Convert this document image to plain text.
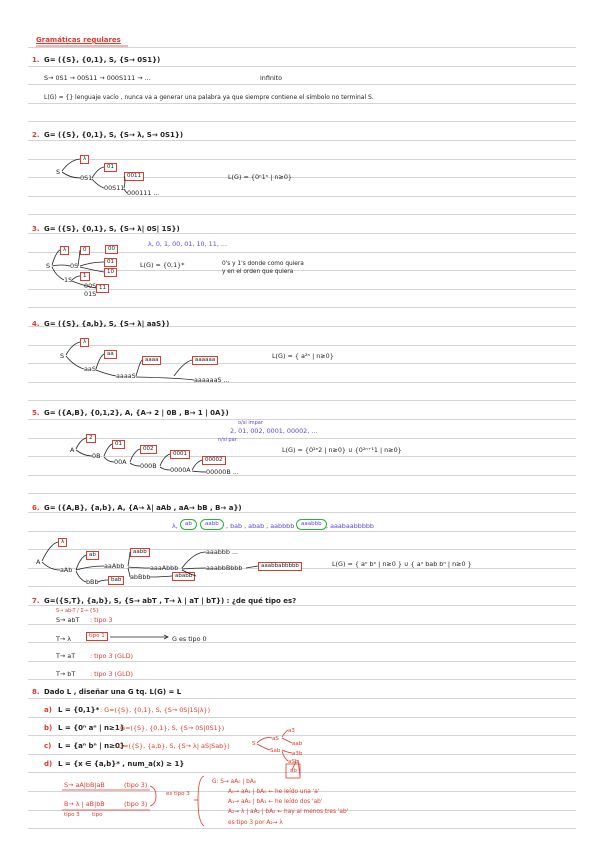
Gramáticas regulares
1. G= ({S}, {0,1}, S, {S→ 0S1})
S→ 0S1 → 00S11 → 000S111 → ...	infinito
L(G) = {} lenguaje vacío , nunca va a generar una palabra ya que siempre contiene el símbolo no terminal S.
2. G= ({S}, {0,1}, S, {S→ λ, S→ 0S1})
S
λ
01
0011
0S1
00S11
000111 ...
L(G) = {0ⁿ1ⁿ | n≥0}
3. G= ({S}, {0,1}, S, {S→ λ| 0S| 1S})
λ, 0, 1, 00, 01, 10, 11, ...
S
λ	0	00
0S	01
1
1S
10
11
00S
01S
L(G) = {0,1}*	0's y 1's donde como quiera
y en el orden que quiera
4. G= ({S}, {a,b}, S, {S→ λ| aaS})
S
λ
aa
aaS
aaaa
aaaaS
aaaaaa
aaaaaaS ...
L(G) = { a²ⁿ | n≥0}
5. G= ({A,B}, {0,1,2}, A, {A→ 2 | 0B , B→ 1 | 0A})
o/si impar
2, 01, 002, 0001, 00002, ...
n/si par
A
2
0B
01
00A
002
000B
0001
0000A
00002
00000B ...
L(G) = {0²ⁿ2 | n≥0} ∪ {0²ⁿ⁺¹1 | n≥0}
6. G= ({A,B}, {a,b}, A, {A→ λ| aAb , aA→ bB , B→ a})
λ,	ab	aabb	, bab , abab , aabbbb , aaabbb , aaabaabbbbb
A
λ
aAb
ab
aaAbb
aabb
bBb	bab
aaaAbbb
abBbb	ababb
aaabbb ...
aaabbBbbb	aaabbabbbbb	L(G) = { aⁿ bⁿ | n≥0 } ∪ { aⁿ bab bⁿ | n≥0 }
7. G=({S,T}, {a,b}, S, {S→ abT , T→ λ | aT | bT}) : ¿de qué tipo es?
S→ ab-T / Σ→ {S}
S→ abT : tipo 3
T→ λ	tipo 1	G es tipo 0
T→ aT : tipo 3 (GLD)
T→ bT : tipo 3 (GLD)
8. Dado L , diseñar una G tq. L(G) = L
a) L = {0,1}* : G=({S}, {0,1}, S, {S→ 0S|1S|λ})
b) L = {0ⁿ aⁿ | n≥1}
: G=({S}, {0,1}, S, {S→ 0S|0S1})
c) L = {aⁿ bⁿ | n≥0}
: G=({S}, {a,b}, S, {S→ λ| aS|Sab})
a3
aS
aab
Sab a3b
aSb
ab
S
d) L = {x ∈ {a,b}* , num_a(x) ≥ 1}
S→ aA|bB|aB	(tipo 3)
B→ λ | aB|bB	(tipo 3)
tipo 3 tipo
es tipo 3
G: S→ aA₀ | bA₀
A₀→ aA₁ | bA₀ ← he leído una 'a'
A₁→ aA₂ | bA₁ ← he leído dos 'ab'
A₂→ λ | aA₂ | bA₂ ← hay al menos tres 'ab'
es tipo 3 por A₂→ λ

- Exercise objective
Repeat the data exactly, dropping every picture it holds.

- Solution
Convert this document image to plain text.
Gramáticas regulares
1. G= ({S}, {0,1}, S, {S→ 0S1})
S→ 0S1 → 00S11 → 000S111 → ...	infinito
L(G) = {} lenguaje vacío , nunca va a generar una palabra ya que siempre contiene el símbolo no terminal S.
2. G= ({S}, {0,1}, S, {S→ λ, S→ 0S1})
S
λ
01
0011
0S1
00S11
000111 ...
L(G) = {0ⁿ1ⁿ | n≥0}
3. G= ({S}, {0,1}, S, {S→ λ| 0S| 1S})
λ, 0, 1, 00, 01, 10, 11, ...
S
λ	0	00
0S	01
1
1S
10
11
00S
01S
L(G) = {0,1}*	0's y 1's donde como quiera
y en el orden que quiera
4. G= ({S}, {a,b}, S, {S→ λ| aaS})
S
λ
aa
aaS
aaaa
aaaaS
aaaaaa
aaaaaaS ...
L(G) = { a²ⁿ | n≥0}
5. G= ({A,B}, {0,1,2}, A, {A→ 2 | 0B , B→ 1 | 0A})
o/si impar
2, 01, 002, 0001, 00002, ...
n/si par
A
2
0B
01
00A
002
000B
0001
0000A
00002
00000B ...
L(G) = {0²ⁿ2 | n≥0} ∪ {0²ⁿ⁺¹1 | n≥0}
6. G= ({A,B}, {a,b}, A, {A→ λ| aAb , aA→ bB , B→ a})
λ,	ab	aabb	, bab , abab , aabbbb , aaabbb , aaabaabbbbb
A
λ
aAb
ab
aaAbb
aabb
bBb	bab
aaaAbbb
abBbb	ababb
aaabbb ...
aaabbBbbb	aaabbabbbbb	L(G) = { aⁿ bⁿ | n≥0 } ∪ { aⁿ bab bⁿ | n≥0 }
7. G=({S,T}, {a,b}, S, {S→ abT , T→ λ | aT | bT}) : ¿de qué tipo es?
S→ ab-T / Σ→ {S}
S→ abT : tipo 3
T→ λ	tipo 1	G es tipo 0
T→ aT : tipo 3 (GLD)
T→ bT : tipo 3 (GLD)
8. Dado L , diseñar una G tq. L(G) = L
a) L = {0,1}* : G=({S}, {0,1}, S, {S→ 0S|1S|λ})
b) L = {0ⁿ aⁿ | n≥1}
: G=({S}, {0,1}, S, {S→ 0S|0S1})
c) L = {aⁿ bⁿ | n≥0}
: G=({S}, {a,b}, S, {S→ λ| aS|Sab})
a3
aS
aab
Sab a3b
aSb
ab
S
d) L = {x ∈ {a,b}* , num_a(x) ≥ 1}
S→ aA|bB|aB	(tipo 3)
B→ λ | aB|bB	(tipo 3)
tipo 3 tipo
es tipo 3
G: S→ aA₀ | bA₀
A₀→ aA₁ | bA₀ ← he leído una 'a'
A₁→ aA₂ | bA₁ ← he leído dos 'ab'
A₂→ λ | aA₂ | bA₂ ← hay al menos tres 'ab'
es tipo 3 por A₂→ λ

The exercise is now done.